━━━ Working data ━━━
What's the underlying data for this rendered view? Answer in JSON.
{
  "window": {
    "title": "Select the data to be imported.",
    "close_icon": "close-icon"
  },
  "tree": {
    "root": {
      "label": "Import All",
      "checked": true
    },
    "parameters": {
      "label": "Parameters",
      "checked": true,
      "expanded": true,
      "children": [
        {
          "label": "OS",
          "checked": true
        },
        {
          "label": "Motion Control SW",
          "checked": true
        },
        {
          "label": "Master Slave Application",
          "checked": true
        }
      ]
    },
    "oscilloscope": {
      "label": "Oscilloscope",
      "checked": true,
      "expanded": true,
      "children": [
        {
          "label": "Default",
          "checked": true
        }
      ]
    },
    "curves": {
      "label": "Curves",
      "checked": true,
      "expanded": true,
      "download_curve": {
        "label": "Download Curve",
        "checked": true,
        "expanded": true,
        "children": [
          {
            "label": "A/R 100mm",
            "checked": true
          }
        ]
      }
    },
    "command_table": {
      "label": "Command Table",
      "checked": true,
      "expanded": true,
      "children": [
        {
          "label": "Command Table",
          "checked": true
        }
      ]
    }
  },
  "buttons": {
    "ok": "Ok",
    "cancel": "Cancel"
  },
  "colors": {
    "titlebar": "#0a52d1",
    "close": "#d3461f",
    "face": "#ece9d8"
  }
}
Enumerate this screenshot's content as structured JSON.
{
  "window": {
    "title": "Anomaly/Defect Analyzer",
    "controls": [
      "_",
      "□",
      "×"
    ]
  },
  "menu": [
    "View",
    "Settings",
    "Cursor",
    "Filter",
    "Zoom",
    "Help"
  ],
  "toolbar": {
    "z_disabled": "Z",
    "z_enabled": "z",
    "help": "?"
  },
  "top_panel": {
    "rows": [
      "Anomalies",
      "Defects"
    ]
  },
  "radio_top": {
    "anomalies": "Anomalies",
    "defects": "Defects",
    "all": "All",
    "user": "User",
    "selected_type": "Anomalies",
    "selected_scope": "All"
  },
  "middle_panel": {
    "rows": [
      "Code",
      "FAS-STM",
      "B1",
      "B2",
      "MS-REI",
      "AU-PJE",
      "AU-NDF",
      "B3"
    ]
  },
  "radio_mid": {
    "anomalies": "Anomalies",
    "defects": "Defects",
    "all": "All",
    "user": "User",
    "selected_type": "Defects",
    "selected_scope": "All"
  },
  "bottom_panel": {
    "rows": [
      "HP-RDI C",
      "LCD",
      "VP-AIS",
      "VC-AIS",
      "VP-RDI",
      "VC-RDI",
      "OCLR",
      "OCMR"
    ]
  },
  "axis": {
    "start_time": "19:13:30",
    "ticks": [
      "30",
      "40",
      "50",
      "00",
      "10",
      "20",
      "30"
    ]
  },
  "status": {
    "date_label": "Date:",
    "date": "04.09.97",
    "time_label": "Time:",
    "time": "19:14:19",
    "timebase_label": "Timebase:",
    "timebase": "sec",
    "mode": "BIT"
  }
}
━━━
### Do this
Your task is to quote the listing above word for word.

### Final result
What's the underlying data for this rendered view? Answer in JSON.
{
  "window": {
    "title": "Select the data to be imported.",
    "close_icon": "close-icon"
  },
  "tree": {
    "root": {
      "label": "Import All",
      "checked": true
    },
    "parameters": {
      "label": "Parameters",
      "checked": true,
      "expanded": true,
      "children": [
        {
          "label": "OS",
          "checked": true
        },
        {
          "label": "Motion Control SW",
          "checked": true
        },
        {
          "label": "Master Slave Application",
          "checked": true
        }
      ]
    },
    "oscilloscope": {
      "label": "Oscilloscope",
      "checked": true,
      "expanded": true,
      "children": [
        {
          "label": "Default",
          "checked": true
        }
      ]
    },
    "curves": {
      "label": "Curves",
      "checked": true,
      "expanded": true,
      "download_curve": {
        "label": "Download Curve",
        "checked": true,
        "expanded": true,
        "children": [
          {
            "label": "A/R 100mm",
            "checked": true
          }
        ]
      }
    },
    "command_table": {
      "label": "Command Table",
      "checked": true,
      "expanded": true,
      "children": [
        {
          "label": "Command Table",
          "checked": true
        }
      ]
    }
  },
  "buttons": {
    "ok": "Ok",
    "cancel": "Cancel"
  },
  "colors": {
    "titlebar": "#0a52d1",
    "close": "#d3461f",
    "face": "#ece9d8"
  }
}
Enumerate this screenshot's content as structured JSON.
{
  "window": {
    "title": "Anomaly/Defect Analyzer",
    "controls": [
      "_",
      "□",
      "×"
    ]
  },
  "menu": [
    "View",
    "Settings",
    "Cursor",
    "Filter",
    "Zoom",
    "Help"
  ],
  "toolbar": {
    "z_disabled": "Z",
    "z_enabled": "z",
    "help": "?"
  },
  "top_panel": {
    "rows": [
      "Anomalies",
      "Defects"
    ]
  },
  "radio_top": {
    "anomalies": "Anomalies",
    "defects": "Defects",
    "all": "All",
    "user": "User",
    "selected_type": "Anomalies",
    "selected_scope": "All"
  },
  "middle_panel": {
    "rows": [
      "Code",
      "FAS-STM",
      "B1",
      "B2",
      "MS-REI",
      "AU-PJE",
      "AU-NDF",
      "B3"
    ]
  },
  "radio_mid": {
    "anomalies": "Anomalies",
    "defects": "Defects",
    "all": "All",
    "user": "User",
    "selected_type": "Defects",
    "selected_scope": "All"
  },
  "bottom_panel": {
    "rows": [
      "HP-RDI C",
      "LCD",
      "VP-AIS",
      "VC-AIS",
      "VP-RDI",
      "VC-RDI",
      "OCLR",
      "OCMR"
    ]
  },
  "axis": {
    "start_time": "19:13:30",
    "ticks": [
      "30",
      "40",
      "50",
      "00",
      "10",
      "20",
      "30"
    ]
  },
  "status": {
    "date_label": "Date:",
    "date": "04.09.97",
    "time_label": "Time:",
    "time": "19:14:19",
    "timebase_label": "Timebase:",
    "timebase": "sec",
    "mode": "BIT"
  }
}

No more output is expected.